SHORT PROBLEM:
In the records below, find each line with the word "кубический" and copy it.
*** PROVIDED RECORDS ***
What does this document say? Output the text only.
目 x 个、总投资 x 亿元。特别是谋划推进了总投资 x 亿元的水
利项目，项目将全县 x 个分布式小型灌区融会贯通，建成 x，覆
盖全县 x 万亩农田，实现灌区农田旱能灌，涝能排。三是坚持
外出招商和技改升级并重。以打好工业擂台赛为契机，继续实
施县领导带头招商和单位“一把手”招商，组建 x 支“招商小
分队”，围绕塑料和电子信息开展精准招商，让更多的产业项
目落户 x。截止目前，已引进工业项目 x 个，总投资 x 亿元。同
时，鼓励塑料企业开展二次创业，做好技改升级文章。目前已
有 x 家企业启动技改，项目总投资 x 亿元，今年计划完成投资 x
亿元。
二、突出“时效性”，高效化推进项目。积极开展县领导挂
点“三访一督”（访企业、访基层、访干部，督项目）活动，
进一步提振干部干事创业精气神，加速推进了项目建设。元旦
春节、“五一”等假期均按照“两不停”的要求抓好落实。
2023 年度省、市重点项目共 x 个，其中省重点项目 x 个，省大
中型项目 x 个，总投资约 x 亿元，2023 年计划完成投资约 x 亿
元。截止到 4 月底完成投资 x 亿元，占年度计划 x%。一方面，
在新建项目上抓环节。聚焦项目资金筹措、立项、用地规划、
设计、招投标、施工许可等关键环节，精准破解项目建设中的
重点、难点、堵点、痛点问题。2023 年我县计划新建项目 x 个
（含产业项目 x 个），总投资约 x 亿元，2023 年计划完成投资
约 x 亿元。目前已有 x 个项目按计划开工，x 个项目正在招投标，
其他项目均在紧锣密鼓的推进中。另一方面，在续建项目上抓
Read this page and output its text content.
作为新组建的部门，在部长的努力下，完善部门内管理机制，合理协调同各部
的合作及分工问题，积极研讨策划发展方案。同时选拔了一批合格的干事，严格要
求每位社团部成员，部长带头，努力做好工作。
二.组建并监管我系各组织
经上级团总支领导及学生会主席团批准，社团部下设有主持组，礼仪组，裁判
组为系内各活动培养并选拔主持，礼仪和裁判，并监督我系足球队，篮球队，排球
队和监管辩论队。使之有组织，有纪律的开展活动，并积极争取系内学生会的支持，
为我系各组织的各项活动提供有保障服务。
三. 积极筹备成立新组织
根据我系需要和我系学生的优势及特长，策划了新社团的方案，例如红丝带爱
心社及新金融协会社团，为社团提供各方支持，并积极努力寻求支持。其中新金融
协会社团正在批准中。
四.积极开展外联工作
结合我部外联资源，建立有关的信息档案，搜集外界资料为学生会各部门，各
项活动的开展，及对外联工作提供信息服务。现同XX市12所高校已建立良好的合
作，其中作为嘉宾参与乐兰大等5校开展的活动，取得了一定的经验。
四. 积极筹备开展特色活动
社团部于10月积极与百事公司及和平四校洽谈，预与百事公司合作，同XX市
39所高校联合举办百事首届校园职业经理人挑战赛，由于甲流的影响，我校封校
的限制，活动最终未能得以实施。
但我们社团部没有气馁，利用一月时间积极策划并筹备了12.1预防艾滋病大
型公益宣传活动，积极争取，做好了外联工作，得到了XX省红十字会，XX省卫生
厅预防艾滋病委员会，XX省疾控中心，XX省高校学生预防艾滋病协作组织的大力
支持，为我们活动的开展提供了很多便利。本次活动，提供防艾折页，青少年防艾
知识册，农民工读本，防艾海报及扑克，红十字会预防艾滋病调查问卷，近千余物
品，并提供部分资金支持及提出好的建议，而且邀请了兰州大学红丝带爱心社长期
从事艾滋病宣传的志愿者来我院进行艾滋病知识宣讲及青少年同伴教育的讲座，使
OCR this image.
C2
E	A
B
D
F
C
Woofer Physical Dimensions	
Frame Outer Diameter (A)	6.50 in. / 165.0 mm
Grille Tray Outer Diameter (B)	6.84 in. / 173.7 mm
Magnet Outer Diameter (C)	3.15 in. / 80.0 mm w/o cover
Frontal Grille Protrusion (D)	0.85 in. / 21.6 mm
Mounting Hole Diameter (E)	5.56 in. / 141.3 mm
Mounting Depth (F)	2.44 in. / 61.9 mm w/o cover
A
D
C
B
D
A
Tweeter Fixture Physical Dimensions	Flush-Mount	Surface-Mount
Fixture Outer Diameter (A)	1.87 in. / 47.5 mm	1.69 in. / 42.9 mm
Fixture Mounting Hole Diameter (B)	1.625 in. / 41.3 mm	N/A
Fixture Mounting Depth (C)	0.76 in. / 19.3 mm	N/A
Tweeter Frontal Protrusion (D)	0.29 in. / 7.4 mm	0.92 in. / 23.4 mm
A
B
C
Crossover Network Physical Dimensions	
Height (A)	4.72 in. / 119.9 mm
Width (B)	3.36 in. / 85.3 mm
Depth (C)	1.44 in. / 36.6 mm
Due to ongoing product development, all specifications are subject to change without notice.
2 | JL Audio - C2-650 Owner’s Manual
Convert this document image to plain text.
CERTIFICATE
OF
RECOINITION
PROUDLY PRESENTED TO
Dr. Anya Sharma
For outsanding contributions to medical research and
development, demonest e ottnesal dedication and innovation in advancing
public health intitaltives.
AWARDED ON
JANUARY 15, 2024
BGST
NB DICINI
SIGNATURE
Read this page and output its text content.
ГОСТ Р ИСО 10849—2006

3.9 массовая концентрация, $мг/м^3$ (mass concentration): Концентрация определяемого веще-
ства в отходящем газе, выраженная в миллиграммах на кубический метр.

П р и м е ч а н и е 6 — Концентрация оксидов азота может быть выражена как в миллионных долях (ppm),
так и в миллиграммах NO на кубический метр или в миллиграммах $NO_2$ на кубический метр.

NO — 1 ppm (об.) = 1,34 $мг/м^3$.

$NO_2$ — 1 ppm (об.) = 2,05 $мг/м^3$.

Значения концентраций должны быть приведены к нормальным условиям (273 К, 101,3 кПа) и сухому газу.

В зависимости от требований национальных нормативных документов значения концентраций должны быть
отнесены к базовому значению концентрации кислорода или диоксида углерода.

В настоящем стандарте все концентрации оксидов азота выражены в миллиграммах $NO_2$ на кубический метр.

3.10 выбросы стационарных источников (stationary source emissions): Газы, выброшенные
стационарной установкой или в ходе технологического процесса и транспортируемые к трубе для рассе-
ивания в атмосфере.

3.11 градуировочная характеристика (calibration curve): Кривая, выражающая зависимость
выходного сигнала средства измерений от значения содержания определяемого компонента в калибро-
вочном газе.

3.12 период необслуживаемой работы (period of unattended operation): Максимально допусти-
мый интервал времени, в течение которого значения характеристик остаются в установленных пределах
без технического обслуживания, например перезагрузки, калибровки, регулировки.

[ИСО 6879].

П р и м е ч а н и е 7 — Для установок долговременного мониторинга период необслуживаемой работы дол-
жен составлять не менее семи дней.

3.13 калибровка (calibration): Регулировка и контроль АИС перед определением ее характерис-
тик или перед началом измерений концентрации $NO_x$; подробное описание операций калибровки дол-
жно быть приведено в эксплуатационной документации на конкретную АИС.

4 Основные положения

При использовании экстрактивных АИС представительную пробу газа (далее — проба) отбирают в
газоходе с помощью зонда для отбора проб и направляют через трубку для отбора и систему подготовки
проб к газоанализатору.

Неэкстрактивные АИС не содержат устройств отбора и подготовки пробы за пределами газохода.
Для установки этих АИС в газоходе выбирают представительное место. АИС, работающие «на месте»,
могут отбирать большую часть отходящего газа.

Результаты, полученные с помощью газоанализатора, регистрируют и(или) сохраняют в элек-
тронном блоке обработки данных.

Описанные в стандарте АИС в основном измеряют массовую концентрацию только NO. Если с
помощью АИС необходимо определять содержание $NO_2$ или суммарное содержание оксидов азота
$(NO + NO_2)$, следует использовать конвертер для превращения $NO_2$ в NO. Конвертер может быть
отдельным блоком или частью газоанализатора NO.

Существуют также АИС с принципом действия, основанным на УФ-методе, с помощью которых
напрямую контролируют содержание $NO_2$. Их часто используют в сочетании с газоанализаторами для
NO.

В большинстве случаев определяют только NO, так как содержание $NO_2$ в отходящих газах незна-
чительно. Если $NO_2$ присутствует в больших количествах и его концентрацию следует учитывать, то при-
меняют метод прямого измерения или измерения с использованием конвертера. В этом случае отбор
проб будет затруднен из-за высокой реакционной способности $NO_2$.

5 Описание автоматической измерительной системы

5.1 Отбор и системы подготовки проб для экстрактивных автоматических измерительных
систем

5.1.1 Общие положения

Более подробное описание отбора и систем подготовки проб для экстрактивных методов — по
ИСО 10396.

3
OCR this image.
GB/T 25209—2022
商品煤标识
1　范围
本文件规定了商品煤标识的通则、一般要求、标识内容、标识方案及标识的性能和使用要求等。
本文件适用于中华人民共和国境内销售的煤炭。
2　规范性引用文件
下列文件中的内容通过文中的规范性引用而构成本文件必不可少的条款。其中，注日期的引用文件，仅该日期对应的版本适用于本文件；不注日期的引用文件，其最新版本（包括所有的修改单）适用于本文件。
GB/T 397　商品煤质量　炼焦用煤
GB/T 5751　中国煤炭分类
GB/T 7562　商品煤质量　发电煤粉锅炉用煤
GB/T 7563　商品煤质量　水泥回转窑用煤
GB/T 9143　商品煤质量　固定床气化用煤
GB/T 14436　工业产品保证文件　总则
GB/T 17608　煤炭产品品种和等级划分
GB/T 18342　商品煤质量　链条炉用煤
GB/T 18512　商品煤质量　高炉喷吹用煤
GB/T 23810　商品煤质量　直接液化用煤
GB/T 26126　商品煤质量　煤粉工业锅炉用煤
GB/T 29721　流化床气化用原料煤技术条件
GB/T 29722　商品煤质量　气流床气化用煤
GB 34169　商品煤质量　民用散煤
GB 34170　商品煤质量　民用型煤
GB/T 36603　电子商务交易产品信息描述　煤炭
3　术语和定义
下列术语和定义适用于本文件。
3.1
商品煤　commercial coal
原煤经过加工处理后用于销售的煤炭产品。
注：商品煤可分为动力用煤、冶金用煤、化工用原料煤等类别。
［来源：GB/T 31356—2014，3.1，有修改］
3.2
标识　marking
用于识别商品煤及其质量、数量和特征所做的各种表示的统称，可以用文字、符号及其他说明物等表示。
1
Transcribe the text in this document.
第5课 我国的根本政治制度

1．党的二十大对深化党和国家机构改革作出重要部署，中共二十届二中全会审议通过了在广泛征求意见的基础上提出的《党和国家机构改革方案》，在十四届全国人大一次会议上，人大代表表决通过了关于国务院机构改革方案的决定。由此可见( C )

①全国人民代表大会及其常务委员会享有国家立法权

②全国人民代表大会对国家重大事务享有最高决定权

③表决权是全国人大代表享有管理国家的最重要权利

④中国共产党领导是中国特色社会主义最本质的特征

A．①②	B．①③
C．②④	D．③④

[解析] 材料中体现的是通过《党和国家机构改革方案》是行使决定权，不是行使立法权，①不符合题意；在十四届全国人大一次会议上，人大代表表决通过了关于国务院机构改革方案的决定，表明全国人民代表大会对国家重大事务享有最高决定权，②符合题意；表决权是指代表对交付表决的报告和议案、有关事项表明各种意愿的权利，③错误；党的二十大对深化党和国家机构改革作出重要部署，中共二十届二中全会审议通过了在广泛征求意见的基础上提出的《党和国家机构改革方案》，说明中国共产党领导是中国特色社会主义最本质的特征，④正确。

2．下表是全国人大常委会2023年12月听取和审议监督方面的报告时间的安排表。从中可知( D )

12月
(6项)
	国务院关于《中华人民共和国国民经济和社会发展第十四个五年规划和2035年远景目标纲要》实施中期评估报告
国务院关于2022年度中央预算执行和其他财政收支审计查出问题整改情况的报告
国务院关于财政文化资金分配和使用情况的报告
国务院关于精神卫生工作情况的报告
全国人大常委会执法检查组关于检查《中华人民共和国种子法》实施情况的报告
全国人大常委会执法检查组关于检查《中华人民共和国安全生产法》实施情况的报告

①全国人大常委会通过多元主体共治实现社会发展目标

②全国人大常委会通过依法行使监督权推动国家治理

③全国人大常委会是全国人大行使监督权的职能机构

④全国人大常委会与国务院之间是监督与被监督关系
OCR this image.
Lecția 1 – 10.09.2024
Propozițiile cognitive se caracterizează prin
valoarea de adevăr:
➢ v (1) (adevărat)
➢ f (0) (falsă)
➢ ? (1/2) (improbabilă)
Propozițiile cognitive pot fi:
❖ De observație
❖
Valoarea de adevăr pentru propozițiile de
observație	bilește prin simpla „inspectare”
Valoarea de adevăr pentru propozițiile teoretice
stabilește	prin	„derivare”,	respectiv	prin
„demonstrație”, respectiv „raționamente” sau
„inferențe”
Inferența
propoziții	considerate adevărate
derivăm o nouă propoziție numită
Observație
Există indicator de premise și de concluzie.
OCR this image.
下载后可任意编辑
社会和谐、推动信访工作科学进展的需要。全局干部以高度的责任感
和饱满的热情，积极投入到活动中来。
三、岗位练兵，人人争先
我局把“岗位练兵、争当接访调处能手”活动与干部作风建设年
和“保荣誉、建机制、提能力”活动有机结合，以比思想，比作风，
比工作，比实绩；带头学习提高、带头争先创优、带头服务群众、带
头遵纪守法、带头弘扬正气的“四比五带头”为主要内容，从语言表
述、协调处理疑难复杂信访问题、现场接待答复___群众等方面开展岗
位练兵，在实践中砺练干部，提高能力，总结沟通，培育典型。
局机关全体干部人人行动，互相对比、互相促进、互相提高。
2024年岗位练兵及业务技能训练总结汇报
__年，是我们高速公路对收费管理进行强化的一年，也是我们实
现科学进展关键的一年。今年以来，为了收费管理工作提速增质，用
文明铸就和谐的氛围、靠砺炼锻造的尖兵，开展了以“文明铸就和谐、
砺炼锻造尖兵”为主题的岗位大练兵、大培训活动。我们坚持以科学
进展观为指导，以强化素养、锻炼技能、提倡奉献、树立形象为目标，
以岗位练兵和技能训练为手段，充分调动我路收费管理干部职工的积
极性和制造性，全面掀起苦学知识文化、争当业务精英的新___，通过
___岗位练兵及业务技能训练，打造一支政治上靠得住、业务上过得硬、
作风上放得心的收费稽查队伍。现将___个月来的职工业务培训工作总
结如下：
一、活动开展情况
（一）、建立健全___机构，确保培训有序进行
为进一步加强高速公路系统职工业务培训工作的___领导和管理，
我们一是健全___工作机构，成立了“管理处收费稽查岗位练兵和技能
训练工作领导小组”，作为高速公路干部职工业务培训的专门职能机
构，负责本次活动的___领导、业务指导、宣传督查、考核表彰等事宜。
***
WRITTEN REPLY:
ства в отходящем газе, выраженная в миллиграммах на кубический метр.
так и в миллиграммах NO на кубический метр или в миллиграммах $NO_2$ на кубический метр.
В настоящем стандарте все концентрации оксидов азота выражены в миллиграммах $NO_2$ на кубический метр.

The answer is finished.